> DO THIS
Transcribe each line exactly.

(Dataset rows)

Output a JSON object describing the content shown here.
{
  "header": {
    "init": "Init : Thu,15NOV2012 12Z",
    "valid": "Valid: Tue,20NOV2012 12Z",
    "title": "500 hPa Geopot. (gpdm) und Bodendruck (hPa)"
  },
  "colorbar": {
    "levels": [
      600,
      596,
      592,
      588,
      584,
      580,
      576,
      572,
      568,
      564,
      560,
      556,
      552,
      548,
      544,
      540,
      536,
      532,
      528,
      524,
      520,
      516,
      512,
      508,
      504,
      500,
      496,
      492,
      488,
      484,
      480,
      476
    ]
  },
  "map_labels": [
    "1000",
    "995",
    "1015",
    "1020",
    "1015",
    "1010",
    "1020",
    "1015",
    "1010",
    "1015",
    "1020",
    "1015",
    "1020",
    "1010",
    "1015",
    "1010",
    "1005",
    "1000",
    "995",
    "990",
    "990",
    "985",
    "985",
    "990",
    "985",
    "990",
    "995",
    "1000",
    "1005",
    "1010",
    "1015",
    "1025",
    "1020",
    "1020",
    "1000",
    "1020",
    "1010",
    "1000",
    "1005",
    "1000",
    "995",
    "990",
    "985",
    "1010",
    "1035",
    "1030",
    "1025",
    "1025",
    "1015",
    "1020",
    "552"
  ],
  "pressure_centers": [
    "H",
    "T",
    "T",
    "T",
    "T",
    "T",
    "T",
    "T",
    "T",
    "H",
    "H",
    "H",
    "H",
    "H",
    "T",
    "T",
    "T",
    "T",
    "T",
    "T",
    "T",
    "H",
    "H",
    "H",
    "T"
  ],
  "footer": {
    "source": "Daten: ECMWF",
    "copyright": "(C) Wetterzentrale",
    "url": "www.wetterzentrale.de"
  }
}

> ANSWER BELOW
Output a JSON object describing the content shown here.
{
  "header": {
    "init": "Init : Thu,15NOV2012 12Z",
    "valid": "Valid: Tue,20NOV2012 12Z",
    "title": "500 hPa Geopot. (gpdm) und Bodendruck (hPa)"
  },
  "colorbar": {
    "levels": [
      600,
      596,
      592,
      588,
      584,
      580,
      576,
      572,
      568,
      564,
      560,
      556,
      552,
      548,
      544,
      540,
      536,
      532,
      528,
      524,
      520,
      516,
      512,
      508,
      504,
      500,
      496,
      492,
      488,
      484,
      480,
      476
    ]
  },
  "map_labels": [
    "1000",
    "995",
    "1015",
    "1020",
    "1015",
    "1010",
    "1020",
    "1015",
    "1010",
    "1015",
    "1020",
    "1015",
    "1020",
    "1010",
    "1015",
    "1010",
    "1005",
    "1000",
    "995",
    "990",
    "990",
    "985",
    "985",
    "990",
    "985",
    "990",
    "995",
    "1000",
    "1005",
    "1010",
    "1015",
    "1025",
    "1020",
    "1020",
    "1000",
    "1020",
    "1010",
    "1000",
    "1005",
    "1000",
    "995",
    "990",
    "985",
    "1010",
    "1035",
    "1030",
    "1025",
    "1025",
    "1015",
    "1020",
    "552"
  ],
  "pressure_centers": [
    "H",
    "T",
    "T",
    "T",
    "T",
    "T",
    "T",
    "T",
    "T",
    "H",
    "H",
    "H",
    "H",
    "H",
    "T",
    "T",
    "T",
    "T",
    "T",
    "T",
    "T",
    "H",
    "H",
    "H",
    "T"
  ],
  "footer": {
    "source": "Daten: ECMWF",
    "copyright": "(C) Wetterzentrale",
    "url": "www.wetterzentrale.de"
  }
}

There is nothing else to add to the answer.